## BEGIN RECORDS SUPPLIED
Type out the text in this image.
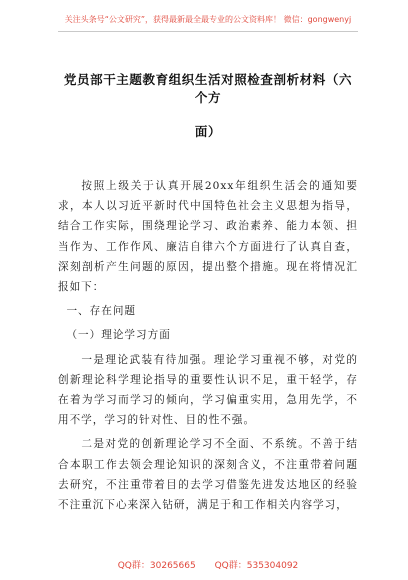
关注头条号“公文研究”，获得最新最全最专业的公文资料库！ 微信：gongwenyj
党员部干主题教育组织生活对照检查剖析材料（六个方
面）

按照上级关于认真开展20xx年组织生活会的通知要求，本人以习近平新时代中国特色社会主义思想为指导，结合工作实际，围绕理论学习、政治素养、能力本领、担当作为、工作作风、廉洁自律六个方面进行了认真自查，深刻剖析产生问题的原因，提出整个措施。现在将情况汇报如下：

一、存在问题

（一）理论学习方面

一是理论武装有待加强。理论学习重视不够，对党的创新理论科学理论指导的重要性认识不足，重干轻学，存在着为学习而学习的倾向，学习偏重实用，急用先学，不用不学，学习的针对性、目的性不强。

二是对党的创新理论学习不全面、不系统。不善于结合本职工作去领会理论知识的深刻含义，不注重带着问题去研究，不注重带着目的去学习借鉴先进发达地区的经验不注重沉下心来深入钻研，满足于和工作相关内容学习，

QQ群：30265665 QQ群：535304092
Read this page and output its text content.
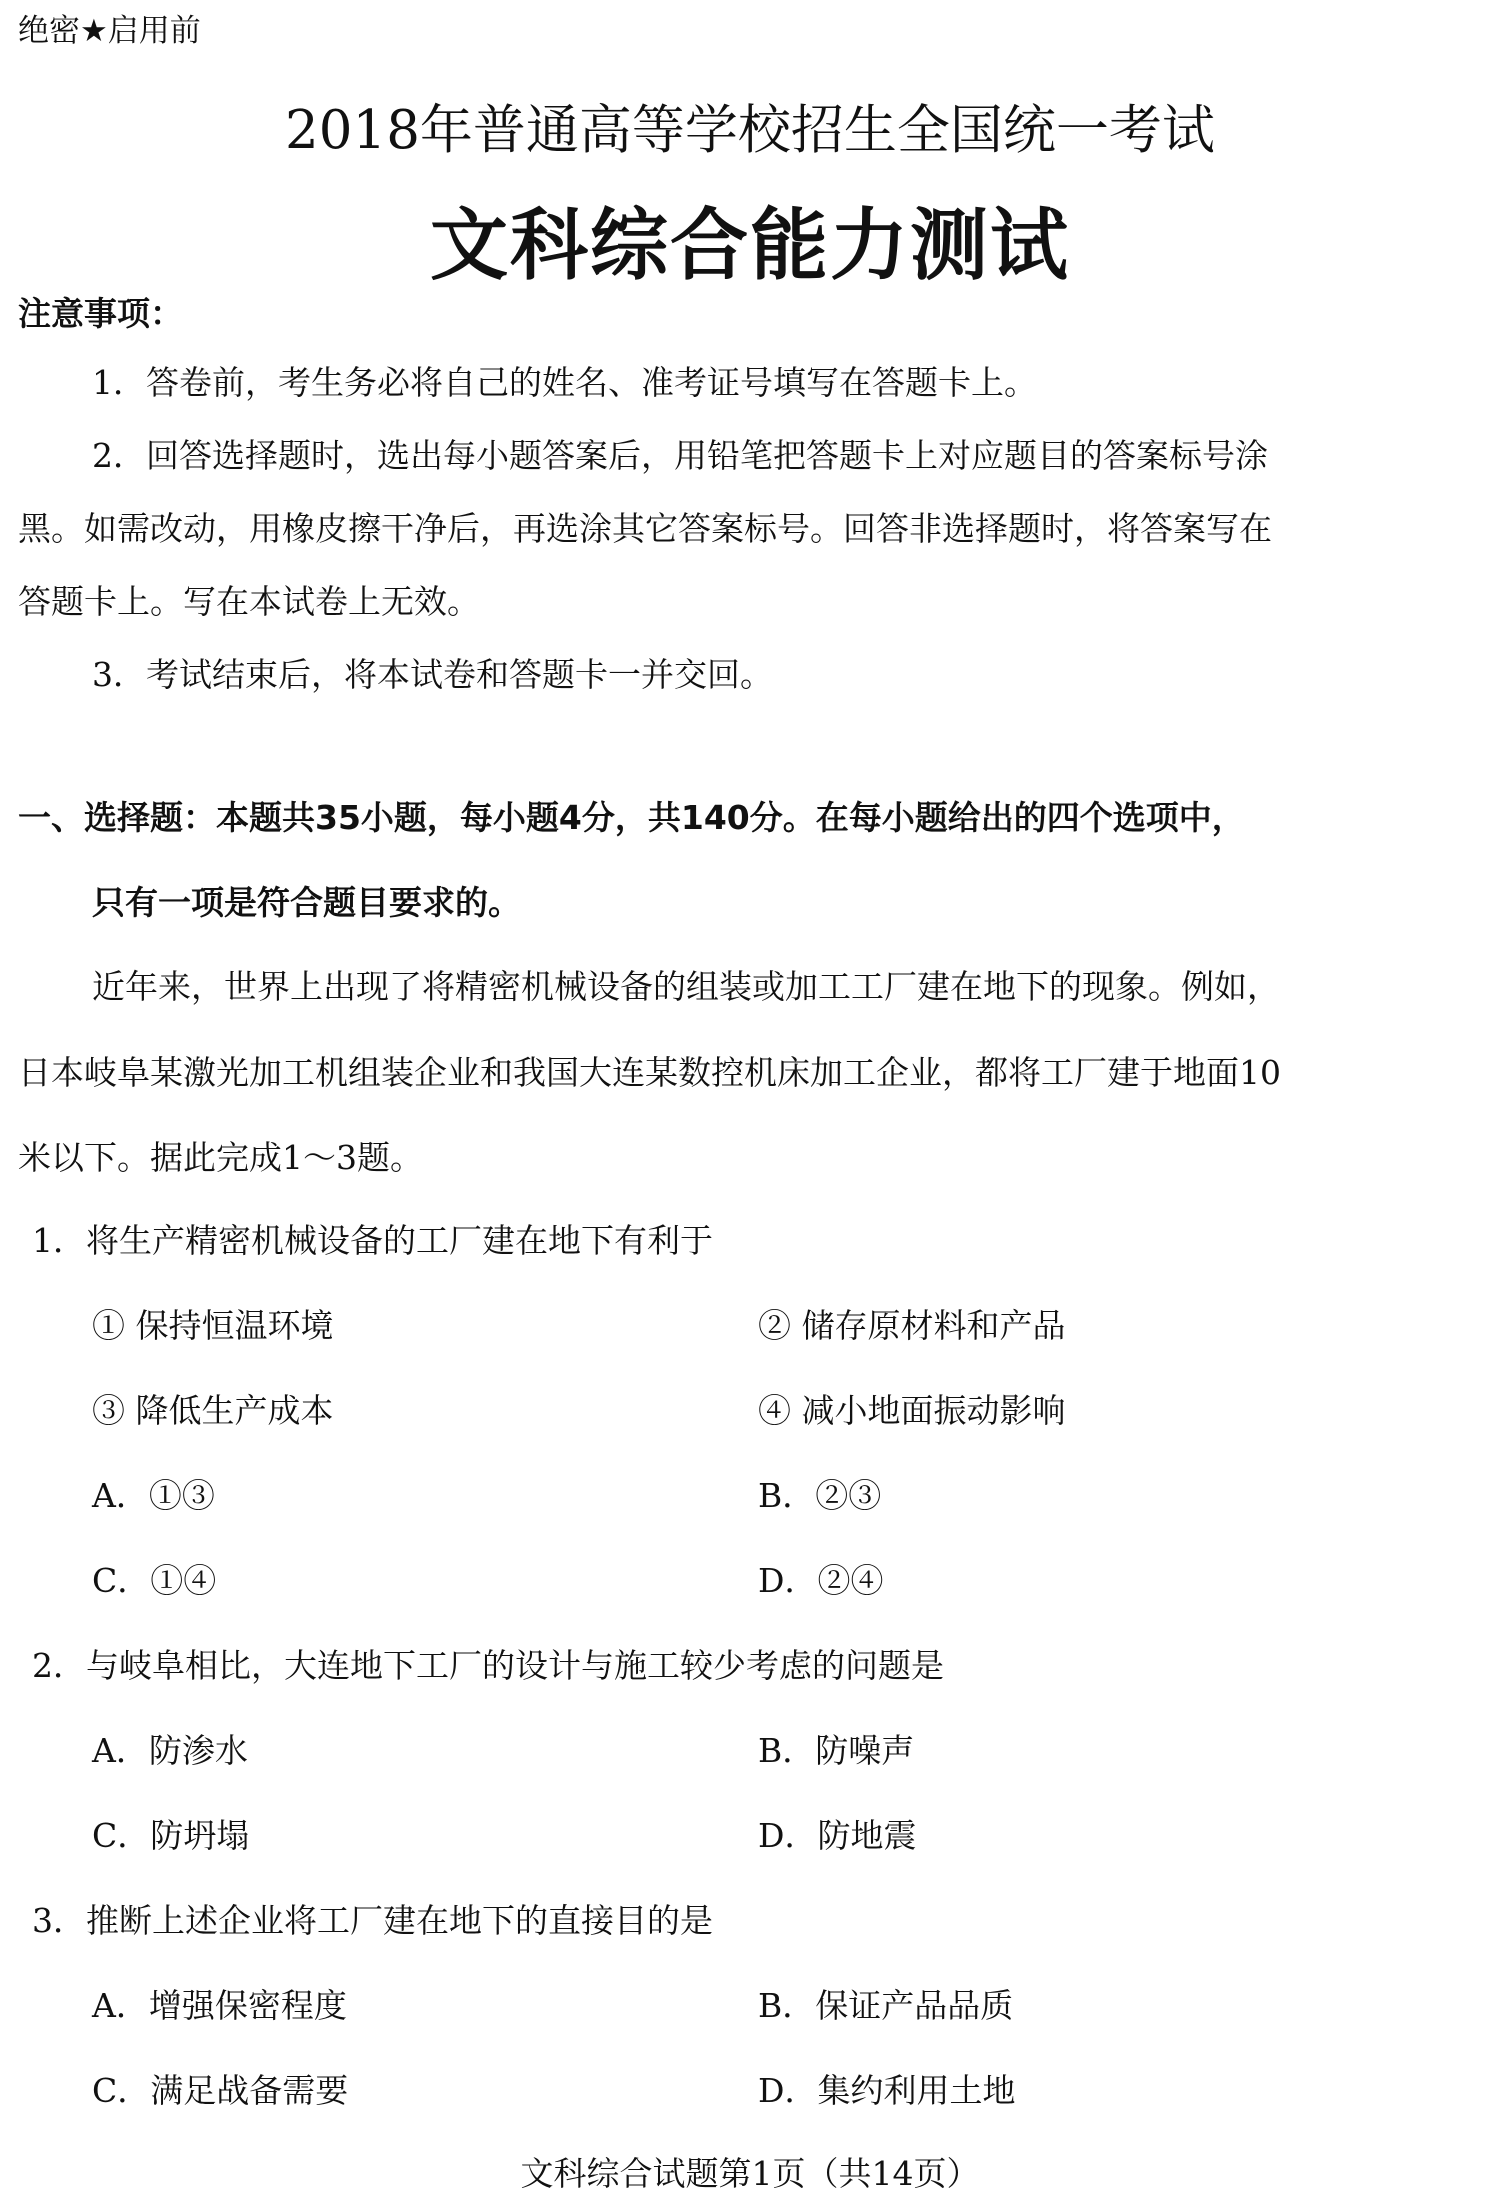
绝密★启用前
2018年普通高等学校招生全国统一考试
文科综合能力测试
注意事项：
1．答卷前，考生务必将自己的姓名、准考证号填写在答题卡上。
2．回答选择题时，选出每小题答案后，用铅笔把答题卡上对应题目的答案标号涂
黑。如需改动，用橡皮擦干净后，再选涂其它答案标号。回答非选择题时，将答案写在
答题卡上。写在本试卷上无效。
3．考试结束后，将本试卷和答题卡一并交回。
一、选择题：本题共35小题，每小题4分，共140分。在每小题给出的四个选项中，
只有一项是符合题目要求的。
近年来，世界上出现了将精密机械设备的组装或加工工厂建在地下的现象。例如，
日本岐阜某激光加工机组装企业和我国大连某数控机床加工企业，都将工厂建于地面10
米以下。据此完成1～3题。
1．将生产精密机械设备的工厂建在地下有利于
① 保持恒温环境	② 储存原材料和产品
③ 降低生产成本	④ 减小地面振动影响
A．①③	B．②③
C．①④	D．②④
2．与岐阜相比，大连地下工厂的设计与施工较少考虑的问题是
A．防渗水	B．防噪声
C．防坍塌	D．防地震
3．推断上述企业将工厂建在地下的直接目的是
A．增强保密程度	B．保证产品品质
C．满足战备需要	D．集约利用土地
文科综合试题第1页（共14页）
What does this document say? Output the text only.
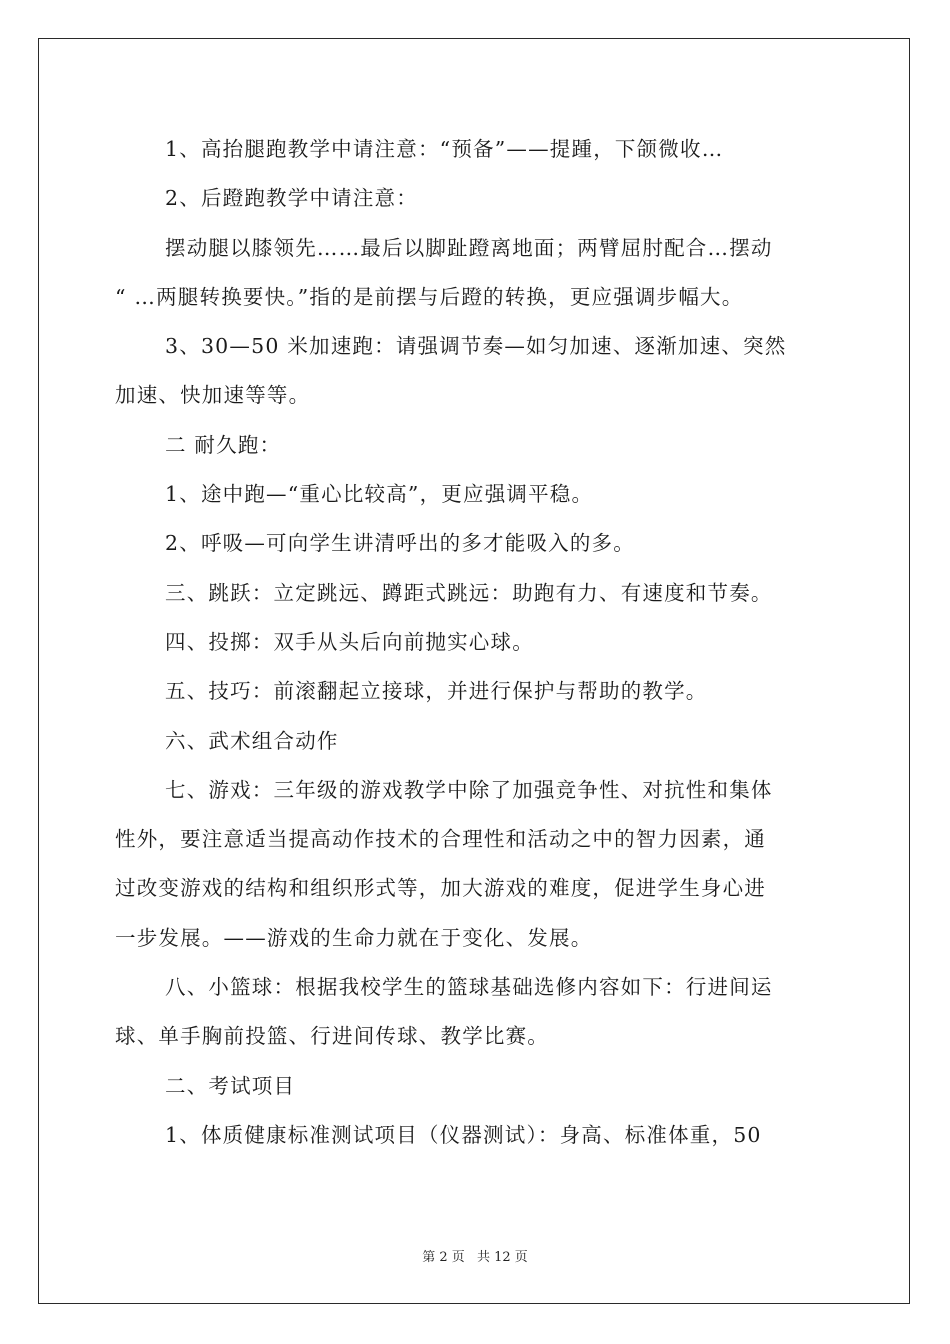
1、高抬腿跑教学中请注意：“预备”——提踵，下颌微收…
2、后蹬跑教学中请注意：
摆动腿以膝领先……最后以脚趾蹬离地面；两臂屈肘配合…摆动
“ …两腿转换要快。”指的是前摆与后蹬的转换，更应强调步幅大。
3、30—50 米加速跑：请强调节奏—如匀加速、逐渐加速、突然
加速、快加速等等。
二 耐久跑：
1、途中跑—“重心比较高”，更应强调平稳。
2、呼吸—可向学生讲清呼出的多才能吸入的多。
三、跳跃：立定跳远、蹲距式跳远：助跑有力、有速度和节奏。
四、投掷：双手从头后向前抛实心球。
五、技巧：前滚翻起立接球，并进行保护与帮助的教学。
六、武术组合动作
七、游戏：三年级的游戏教学中除了加强竞争性、对抗性和集体
性外，要注意适当提高动作技术的合理性和活动之中的智力因素，通
过改变游戏的结构和组织形式等，加大游戏的难度，促进学生身心进
一步发展。——游戏的生命力就在于变化、发展。
八、小篮球：根据我校学生的篮球基础选修内容如下：行进间运
球、单手胸前投篮、行进间传球、教学比赛。
二、考试项目
1、体质健康标准测试项目（仪器测试）：身高、标准体重，50
第 2 页 共 12 页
## END RECORDS SUPPLIED
Return each line with "this".

--- REPLY ---
Type out the text in this image.
Read this page and output its text content.
What does this document say? Output the text only.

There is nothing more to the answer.